Data section:
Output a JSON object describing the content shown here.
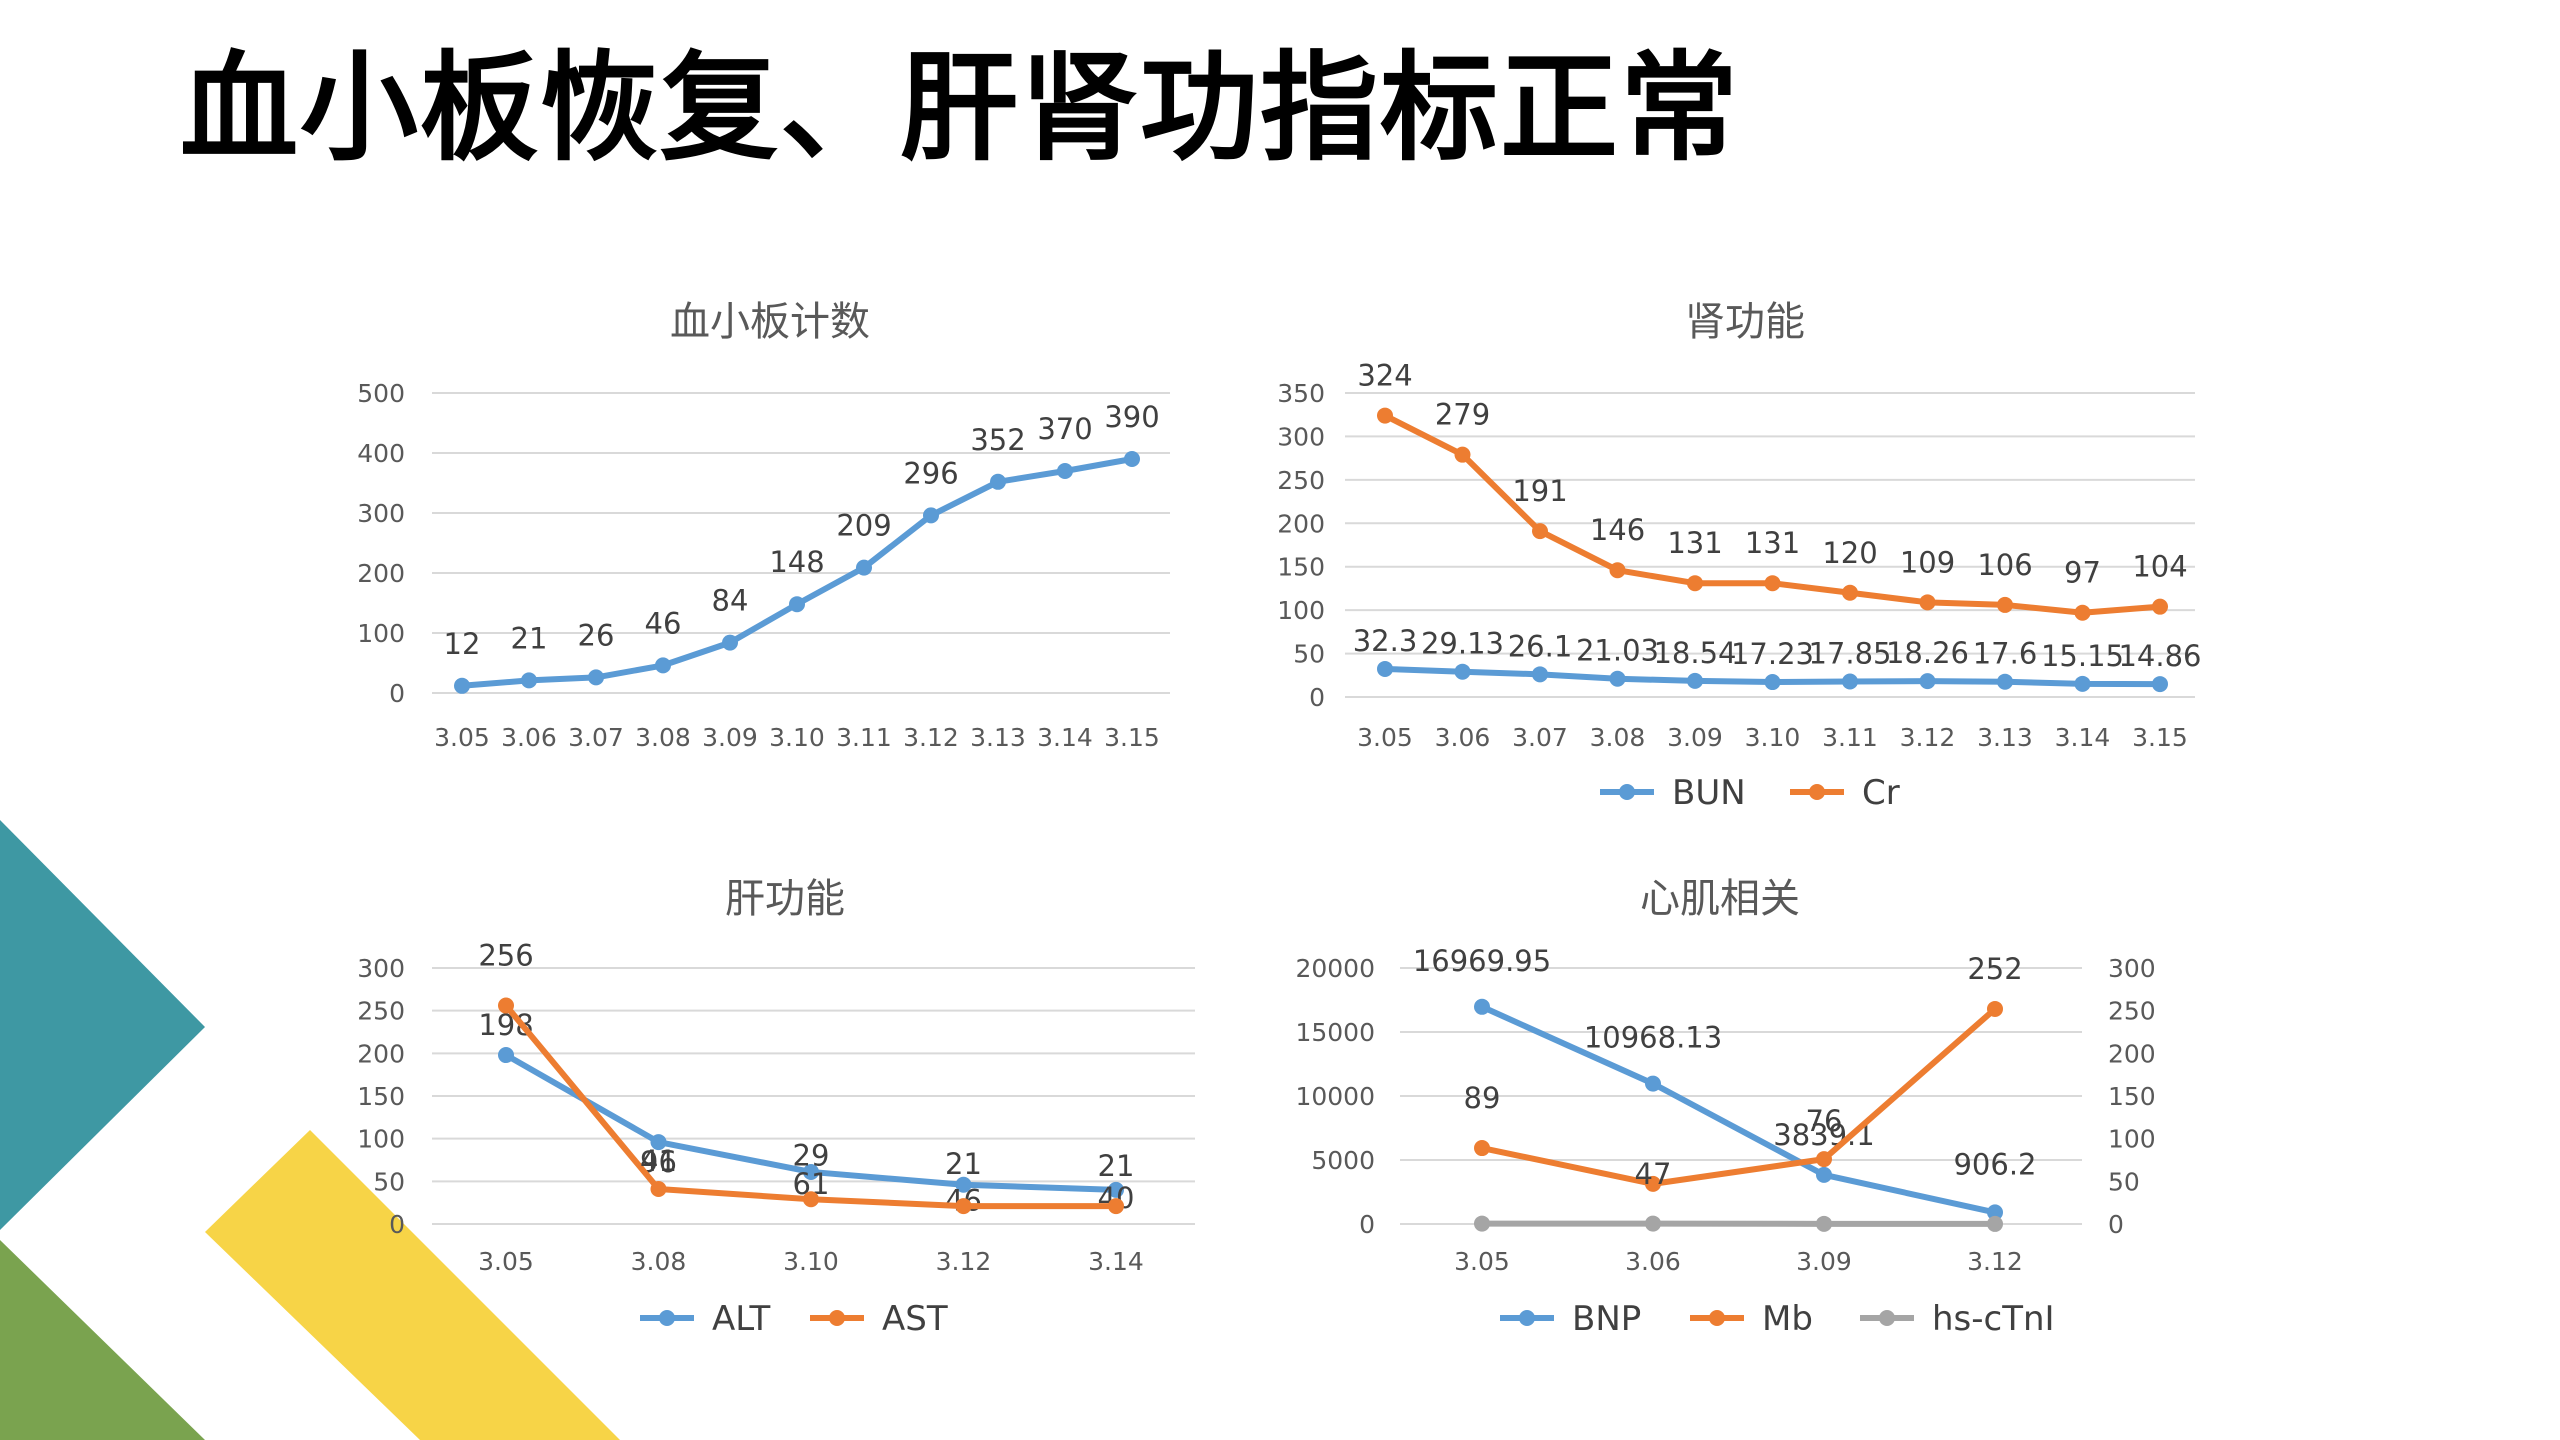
{
  "title": "血小板恢复、肝肾功指标正常",
  "colors": {
    "blue": "#5b9bd5",
    "orange": "#ed7d31",
    "gray": "#a5a5a5",
    "teal": "#3e98a3",
    "green": "#7aa34f",
    "yellow": "#f7d447"
  },
  "chart_data": [
    {
      "type": "line",
      "title": "血小板计数",
      "categories": [
        "3.05",
        "3.06",
        "3.07",
        "3.08",
        "3.09",
        "3.10",
        "3.11",
        "3.12",
        "3.13",
        "3.14",
        "3.15"
      ],
      "ylim": [
        0,
        500
      ],
      "yticks": [
        "0",
        "100",
        "200",
        "300",
        "400",
        "500"
      ],
      "grid": true,
      "legend": "none",
      "series": [
        {
          "values": [
            12,
            21,
            26,
            46,
            84,
            148,
            209,
            296,
            352,
            370,
            390
          ],
          "labels": [
            "12",
            "21",
            "26",
            "46",
            "84",
            "148",
            "209",
            "296",
            "352",
            "370",
            "390"
          ],
          "color": "#5b9bd5"
        }
      ]
    },
    {
      "type": "line",
      "title": "肾功能",
      "categories": [
        "3.05",
        "3.06",
        "3.07",
        "3.08",
        "3.09",
        "3.10",
        "3.11",
        "3.12",
        "3.13",
        "3.14",
        "3.15"
      ],
      "ylim": [
        0,
        350
      ],
      "yticks": [
        "0",
        "50",
        "100",
        "150",
        "200",
        "250",
        "300",
        "350"
      ],
      "grid": true,
      "legend": "bottom",
      "series": [
        {
          "name": "BUN",
          "values": [
            32.3,
            29.13,
            26.1,
            21.03,
            18.54,
            17.23,
            17.85,
            18.26,
            17.6,
            15.15,
            14.86
          ],
          "labels": [
            "32.3",
            "29.13",
            "26.1",
            "21.03",
            "18.54",
            "17.23",
            "17.85",
            "18.26",
            "17.6",
            "15.15",
            "14.86"
          ],
          "color": "#5b9bd5"
        },
        {
          "name": "Cr",
          "values": [
            324,
            279,
            191,
            146,
            131,
            131,
            120,
            109,
            106,
            97,
            104
          ],
          "labels": [
            "324",
            "279",
            "191",
            "146",
            "131",
            "131",
            "120",
            "109",
            "106",
            "97",
            "104"
          ],
          "color": "#ed7d31"
        }
      ]
    },
    {
      "type": "line",
      "title": "肝功能",
      "categories": [
        "3.05",
        "3.08",
        "3.10",
        "3.12",
        "3.14"
      ],
      "ylim": [
        0,
        300
      ],
      "yticks": [
        "0",
        "50",
        "100",
        "150",
        "200",
        "250",
        "300"
      ],
      "grid": true,
      "legend": "bottom",
      "series": [
        {
          "name": "ALT",
          "values": [
            198,
            96,
            61,
            46,
            40
          ],
          "labels": [
            "198",
            "96",
            "61",
            "46",
            "40"
          ],
          "color": "#5b9bd5"
        },
        {
          "name": "AST",
          "values": [
            256,
            41,
            29,
            21,
            21
          ],
          "labels": [
            "256",
            "41",
            "29",
            "21",
            "21"
          ],
          "color": "#ed7d31"
        }
      ]
    },
    {
      "type": "line",
      "title": "心肌相关",
      "categories": [
        "3.05",
        "3.06",
        "3.09",
        "3.12"
      ],
      "ylim": [
        0,
        20000
      ],
      "y2lim": [
        0,
        300
      ],
      "yticks": [
        "0",
        "5000",
        "10000",
        "15000",
        "20000"
      ],
      "y2ticks": [
        "0",
        "50",
        "100",
        "150",
        "200",
        "250",
        "300"
      ],
      "grid": true,
      "legend": "bottom",
      "series": [
        {
          "name": "BNP",
          "axis": "left",
          "values": [
            16969.95,
            10968.13,
            3839.1,
            906.2
          ],
          "labels": [
            "16969.95",
            "10968.13",
            "3839.1",
            "906.2"
          ],
          "color": "#5b9bd5"
        },
        {
          "name": "Mb",
          "axis": "right",
          "values": [
            89,
            47,
            76,
            252
          ],
          "labels": [
            "89",
            "47",
            "76",
            "252"
          ],
          "color": "#ed7d31"
        },
        {
          "name": "hs-cTnI",
          "axis": "right",
          "values": [
            0.5,
            0.5,
            0.2,
            0.1
          ],
          "labels": [],
          "color": "#a5a5a5"
        }
      ]
    }
  ]
}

Aim of the exercise:
All the lines above are to be reproduced exactly, except the pictures.

Output:
Output a JSON object describing the content shown here.
{
  "title": "血小板恢复、肝肾功指标正常",
  "colors": {
    "blue": "#5b9bd5",
    "orange": "#ed7d31",
    "gray": "#a5a5a5",
    "teal": "#3e98a3",
    "green": "#7aa34f",
    "yellow": "#f7d447"
  },
  "chart_data": [
    {
      "type": "line",
      "title": "血小板计数",
      "categories": [
        "3.05",
        "3.06",
        "3.07",
        "3.08",
        "3.09",
        "3.10",
        "3.11",
        "3.12",
        "3.13",
        "3.14",
        "3.15"
      ],
      "ylim": [
        0,
        500
      ],
      "yticks": [
        "0",
        "100",
        "200",
        "300",
        "400",
        "500"
      ],
      "grid": true,
      "legend": "none",
      "series": [
        {
          "values": [
            12,
            21,
            26,
            46,
            84,
            148,
            209,
            296,
            352,
            370,
            390
          ],
          "labels": [
            "12",
            "21",
            "26",
            "46",
            "84",
            "148",
            "209",
            "296",
            "352",
            "370",
            "390"
          ],
          "color": "#5b9bd5"
        }
      ]
    },
    {
      "type": "line",
      "title": "肾功能",
      "categories": [
        "3.05",
        "3.06",
        "3.07",
        "3.08",
        "3.09",
        "3.10",
        "3.11",
        "3.12",
        "3.13",
        "3.14",
        "3.15"
      ],
      "ylim": [
        0,
        350
      ],
      "yticks": [
        "0",
        "50",
        "100",
        "150",
        "200",
        "250",
        "300",
        "350"
      ],
      "grid": true,
      "legend": "bottom",
      "series": [
        {
          "name": "BUN",
          "values": [
            32.3,
            29.13,
            26.1,
            21.03,
            18.54,
            17.23,
            17.85,
            18.26,
            17.6,
            15.15,
            14.86
          ],
          "labels": [
            "32.3",
            "29.13",
            "26.1",
            "21.03",
            "18.54",
            "17.23",
            "17.85",
            "18.26",
            "17.6",
            "15.15",
            "14.86"
          ],
          "color": "#5b9bd5"
        },
        {
          "name": "Cr",
          "values": [
            324,
            279,
            191,
            146,
            131,
            131,
            120,
            109,
            106,
            97,
            104
          ],
          "labels": [
            "324",
            "279",
            "191",
            "146",
            "131",
            "131",
            "120",
            "109",
            "106",
            "97",
            "104"
          ],
          "color": "#ed7d31"
        }
      ]
    },
    {
      "type": "line",
      "title": "肝功能",
      "categories": [
        "3.05",
        "3.08",
        "3.10",
        "3.12",
        "3.14"
      ],
      "ylim": [
        0,
        300
      ],
      "yticks": [
        "0",
        "50",
        "100",
        "150",
        "200",
        "250",
        "300"
      ],
      "grid": true,
      "legend": "bottom",
      "series": [
        {
          "name": "ALT",
          "values": [
            198,
            96,
            61,
            46,
            40
          ],
          "labels": [
            "198",
            "96",
            "61",
            "46",
            "40"
          ],
          "color": "#5b9bd5"
        },
        {
          "name": "AST",
          "values": [
            256,
            41,
            29,
            21,
            21
          ],
          "labels": [
            "256",
            "41",
            "29",
            "21",
            "21"
          ],
          "color": "#ed7d31"
        }
      ]
    },
    {
      "type": "line",
      "title": "心肌相关",
      "categories": [
        "3.05",
        "3.06",
        "3.09",
        "3.12"
      ],
      "ylim": [
        0,
        20000
      ],
      "y2lim": [
        0,
        300
      ],
      "yticks": [
        "0",
        "5000",
        "10000",
        "15000",
        "20000"
      ],
      "y2ticks": [
        "0",
        "50",
        "100",
        "150",
        "200",
        "250",
        "300"
      ],
      "grid": true,
      "legend": "bottom",
      "series": [
        {
          "name": "BNP",
          "axis": "left",
          "values": [
            16969.95,
            10968.13,
            3839.1,
            906.2
          ],
          "labels": [
            "16969.95",
            "10968.13",
            "3839.1",
            "906.2"
          ],
          "color": "#5b9bd5"
        },
        {
          "name": "Mb",
          "axis": "right",
          "values": [
            89,
            47,
            76,
            252
          ],
          "labels": [
            "89",
            "47",
            "76",
            "252"
          ],
          "color": "#ed7d31"
        },
        {
          "name": "hs-cTnI",
          "axis": "right",
          "values": [
            0.5,
            0.5,
            0.2,
            0.1
          ],
          "labels": [],
          "color": "#a5a5a5"
        }
      ]
    }
  ]
}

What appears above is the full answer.